◆ Problem details:
Gather each line of the entries below that includes "Chairs".

◆ Information given:
──────

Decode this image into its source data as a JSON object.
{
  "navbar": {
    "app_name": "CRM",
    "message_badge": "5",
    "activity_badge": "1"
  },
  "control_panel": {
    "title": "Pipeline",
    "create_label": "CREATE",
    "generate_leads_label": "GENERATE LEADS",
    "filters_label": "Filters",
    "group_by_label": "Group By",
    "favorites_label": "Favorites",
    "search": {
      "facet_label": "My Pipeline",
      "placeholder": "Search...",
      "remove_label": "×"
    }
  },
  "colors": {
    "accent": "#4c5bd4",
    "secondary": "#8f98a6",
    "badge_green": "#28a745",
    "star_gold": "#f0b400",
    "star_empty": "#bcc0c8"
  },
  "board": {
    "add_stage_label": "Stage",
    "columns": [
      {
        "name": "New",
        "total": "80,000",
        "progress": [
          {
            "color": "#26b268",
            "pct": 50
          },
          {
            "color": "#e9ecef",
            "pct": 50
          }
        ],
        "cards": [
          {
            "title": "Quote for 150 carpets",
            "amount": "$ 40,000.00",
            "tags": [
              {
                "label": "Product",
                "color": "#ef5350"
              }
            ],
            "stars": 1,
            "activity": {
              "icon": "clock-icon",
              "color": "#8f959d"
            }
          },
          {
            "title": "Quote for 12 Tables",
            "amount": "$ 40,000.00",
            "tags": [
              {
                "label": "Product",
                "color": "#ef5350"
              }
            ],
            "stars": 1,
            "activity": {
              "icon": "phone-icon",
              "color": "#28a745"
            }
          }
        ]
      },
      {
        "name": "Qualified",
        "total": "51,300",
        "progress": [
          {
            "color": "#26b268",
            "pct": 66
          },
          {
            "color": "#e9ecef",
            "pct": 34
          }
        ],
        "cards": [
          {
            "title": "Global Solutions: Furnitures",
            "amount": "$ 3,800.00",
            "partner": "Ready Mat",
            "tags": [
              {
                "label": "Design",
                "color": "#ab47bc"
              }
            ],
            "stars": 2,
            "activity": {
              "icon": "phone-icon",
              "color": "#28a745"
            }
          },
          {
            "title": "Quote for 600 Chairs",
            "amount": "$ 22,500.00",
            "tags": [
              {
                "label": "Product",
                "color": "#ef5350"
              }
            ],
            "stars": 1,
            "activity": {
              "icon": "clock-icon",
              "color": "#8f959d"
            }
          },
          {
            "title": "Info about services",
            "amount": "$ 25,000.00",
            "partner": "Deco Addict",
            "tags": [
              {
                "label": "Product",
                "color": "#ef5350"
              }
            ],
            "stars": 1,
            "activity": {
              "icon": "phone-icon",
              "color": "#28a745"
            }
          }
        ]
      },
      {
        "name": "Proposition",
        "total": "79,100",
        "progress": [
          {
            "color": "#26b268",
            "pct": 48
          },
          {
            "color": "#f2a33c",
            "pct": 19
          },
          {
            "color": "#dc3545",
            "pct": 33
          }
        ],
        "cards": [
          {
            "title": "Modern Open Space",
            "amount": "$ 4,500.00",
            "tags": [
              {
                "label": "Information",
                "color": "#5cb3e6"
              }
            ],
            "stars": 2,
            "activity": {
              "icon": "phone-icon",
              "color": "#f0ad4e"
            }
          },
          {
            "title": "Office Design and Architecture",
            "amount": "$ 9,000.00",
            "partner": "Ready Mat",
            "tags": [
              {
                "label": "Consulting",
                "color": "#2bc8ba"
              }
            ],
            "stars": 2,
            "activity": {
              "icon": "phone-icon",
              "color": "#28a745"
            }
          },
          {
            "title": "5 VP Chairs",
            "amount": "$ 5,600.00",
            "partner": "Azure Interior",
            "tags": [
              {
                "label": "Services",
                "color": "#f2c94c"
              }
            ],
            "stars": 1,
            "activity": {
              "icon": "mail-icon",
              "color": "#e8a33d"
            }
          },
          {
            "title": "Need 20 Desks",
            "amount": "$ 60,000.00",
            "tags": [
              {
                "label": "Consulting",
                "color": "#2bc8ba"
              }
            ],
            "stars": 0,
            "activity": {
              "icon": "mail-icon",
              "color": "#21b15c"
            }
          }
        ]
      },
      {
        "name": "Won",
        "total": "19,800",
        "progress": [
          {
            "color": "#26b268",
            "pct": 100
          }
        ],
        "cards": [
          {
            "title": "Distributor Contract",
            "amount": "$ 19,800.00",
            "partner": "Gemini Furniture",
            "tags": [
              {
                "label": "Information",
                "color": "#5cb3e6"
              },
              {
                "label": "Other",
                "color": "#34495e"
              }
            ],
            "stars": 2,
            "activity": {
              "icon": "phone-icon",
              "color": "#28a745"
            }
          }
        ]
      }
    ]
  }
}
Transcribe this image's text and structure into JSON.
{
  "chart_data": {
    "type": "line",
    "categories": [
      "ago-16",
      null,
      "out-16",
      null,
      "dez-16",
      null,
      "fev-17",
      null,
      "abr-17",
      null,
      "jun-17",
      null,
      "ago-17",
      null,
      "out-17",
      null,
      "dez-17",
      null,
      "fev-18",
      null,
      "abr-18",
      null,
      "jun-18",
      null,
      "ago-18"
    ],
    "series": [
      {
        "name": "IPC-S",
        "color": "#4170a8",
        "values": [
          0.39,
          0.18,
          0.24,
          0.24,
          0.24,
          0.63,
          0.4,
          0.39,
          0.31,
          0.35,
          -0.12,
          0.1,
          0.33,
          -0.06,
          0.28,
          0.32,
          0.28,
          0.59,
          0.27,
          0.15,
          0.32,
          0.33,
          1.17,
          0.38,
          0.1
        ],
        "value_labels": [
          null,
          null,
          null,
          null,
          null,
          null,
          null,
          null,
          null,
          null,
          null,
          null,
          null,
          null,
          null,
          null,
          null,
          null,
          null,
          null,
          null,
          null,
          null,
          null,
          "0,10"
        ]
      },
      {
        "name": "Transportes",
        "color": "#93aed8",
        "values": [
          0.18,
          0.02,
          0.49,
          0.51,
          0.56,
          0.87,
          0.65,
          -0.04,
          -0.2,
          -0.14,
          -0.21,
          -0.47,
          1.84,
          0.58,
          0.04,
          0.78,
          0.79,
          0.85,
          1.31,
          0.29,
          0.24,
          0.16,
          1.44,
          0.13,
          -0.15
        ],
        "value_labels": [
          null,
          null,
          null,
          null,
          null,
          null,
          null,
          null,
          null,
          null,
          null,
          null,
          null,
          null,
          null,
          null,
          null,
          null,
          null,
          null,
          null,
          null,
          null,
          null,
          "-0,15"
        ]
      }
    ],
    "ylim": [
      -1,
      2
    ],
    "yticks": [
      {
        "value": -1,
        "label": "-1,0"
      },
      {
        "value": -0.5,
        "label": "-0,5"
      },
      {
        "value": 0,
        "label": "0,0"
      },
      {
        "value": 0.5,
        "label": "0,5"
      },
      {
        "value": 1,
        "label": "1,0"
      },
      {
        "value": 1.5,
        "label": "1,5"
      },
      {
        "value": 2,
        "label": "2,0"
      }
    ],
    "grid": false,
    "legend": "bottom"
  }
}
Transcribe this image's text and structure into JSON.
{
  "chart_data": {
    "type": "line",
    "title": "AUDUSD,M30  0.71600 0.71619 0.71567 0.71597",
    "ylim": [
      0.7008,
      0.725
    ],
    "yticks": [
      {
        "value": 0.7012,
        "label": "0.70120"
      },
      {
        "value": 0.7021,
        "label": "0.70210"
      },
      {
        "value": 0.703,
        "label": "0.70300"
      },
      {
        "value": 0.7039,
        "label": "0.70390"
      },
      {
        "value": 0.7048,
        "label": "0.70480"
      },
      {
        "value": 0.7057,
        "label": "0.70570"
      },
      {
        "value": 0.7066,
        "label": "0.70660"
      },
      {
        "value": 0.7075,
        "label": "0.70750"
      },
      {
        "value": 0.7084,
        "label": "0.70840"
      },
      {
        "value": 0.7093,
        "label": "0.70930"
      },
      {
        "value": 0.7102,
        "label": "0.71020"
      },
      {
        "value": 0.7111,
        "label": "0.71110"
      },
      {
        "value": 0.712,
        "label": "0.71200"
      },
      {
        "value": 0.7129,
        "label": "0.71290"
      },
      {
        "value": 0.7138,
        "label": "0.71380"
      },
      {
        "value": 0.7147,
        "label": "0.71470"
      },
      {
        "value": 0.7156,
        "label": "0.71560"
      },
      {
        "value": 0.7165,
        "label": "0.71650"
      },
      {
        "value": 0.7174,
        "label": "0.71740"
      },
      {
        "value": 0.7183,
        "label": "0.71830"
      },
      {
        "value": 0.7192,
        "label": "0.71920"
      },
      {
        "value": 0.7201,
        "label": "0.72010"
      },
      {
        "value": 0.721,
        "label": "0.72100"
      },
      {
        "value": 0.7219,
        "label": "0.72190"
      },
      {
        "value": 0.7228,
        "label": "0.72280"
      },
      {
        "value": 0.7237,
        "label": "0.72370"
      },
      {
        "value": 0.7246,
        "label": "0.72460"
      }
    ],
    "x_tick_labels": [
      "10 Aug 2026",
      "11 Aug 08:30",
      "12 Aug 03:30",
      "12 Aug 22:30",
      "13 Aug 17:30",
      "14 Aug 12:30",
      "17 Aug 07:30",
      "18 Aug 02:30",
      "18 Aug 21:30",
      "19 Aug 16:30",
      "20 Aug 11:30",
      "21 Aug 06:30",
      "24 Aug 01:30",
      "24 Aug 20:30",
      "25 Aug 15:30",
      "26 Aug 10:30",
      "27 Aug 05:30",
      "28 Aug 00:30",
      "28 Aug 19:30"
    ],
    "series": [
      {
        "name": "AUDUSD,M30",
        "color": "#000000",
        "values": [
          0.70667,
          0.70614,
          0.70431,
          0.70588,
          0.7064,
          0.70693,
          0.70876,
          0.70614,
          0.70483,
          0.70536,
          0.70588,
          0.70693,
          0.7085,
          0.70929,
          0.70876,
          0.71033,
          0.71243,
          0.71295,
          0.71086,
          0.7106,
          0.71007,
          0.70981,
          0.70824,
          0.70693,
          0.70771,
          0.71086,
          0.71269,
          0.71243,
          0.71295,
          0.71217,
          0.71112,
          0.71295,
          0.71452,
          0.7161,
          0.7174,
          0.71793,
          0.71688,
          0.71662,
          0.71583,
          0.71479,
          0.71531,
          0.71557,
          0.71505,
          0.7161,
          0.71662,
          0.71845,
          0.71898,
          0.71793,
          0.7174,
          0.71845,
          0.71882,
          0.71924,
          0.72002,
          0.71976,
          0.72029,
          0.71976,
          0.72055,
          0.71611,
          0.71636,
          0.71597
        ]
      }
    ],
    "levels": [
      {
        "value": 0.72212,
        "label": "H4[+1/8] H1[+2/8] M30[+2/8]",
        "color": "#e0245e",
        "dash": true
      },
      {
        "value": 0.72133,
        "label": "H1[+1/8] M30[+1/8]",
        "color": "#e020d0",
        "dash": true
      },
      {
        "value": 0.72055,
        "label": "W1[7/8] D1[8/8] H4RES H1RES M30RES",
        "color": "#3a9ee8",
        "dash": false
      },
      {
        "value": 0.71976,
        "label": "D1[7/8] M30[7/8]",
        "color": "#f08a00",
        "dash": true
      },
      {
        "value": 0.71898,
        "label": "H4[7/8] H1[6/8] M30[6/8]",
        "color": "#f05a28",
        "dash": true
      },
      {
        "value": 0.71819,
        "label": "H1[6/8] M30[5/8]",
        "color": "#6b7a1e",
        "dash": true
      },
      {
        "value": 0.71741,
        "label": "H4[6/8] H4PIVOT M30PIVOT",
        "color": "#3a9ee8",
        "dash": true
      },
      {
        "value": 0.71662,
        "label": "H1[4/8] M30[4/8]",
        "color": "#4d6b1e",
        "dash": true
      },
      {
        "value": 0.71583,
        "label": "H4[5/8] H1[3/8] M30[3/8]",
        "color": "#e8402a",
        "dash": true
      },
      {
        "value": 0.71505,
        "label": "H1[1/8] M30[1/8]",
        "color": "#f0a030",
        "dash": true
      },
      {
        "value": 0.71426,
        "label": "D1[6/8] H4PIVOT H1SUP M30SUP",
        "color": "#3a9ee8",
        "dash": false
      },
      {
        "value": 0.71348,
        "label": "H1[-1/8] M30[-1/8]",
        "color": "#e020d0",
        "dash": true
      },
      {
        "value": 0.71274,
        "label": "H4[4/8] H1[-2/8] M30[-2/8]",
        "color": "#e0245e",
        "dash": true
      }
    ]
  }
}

──────

◆ Exercise answer:
            "title": "Quote for 600 Chairs",
            "title": "5 VP Chairs",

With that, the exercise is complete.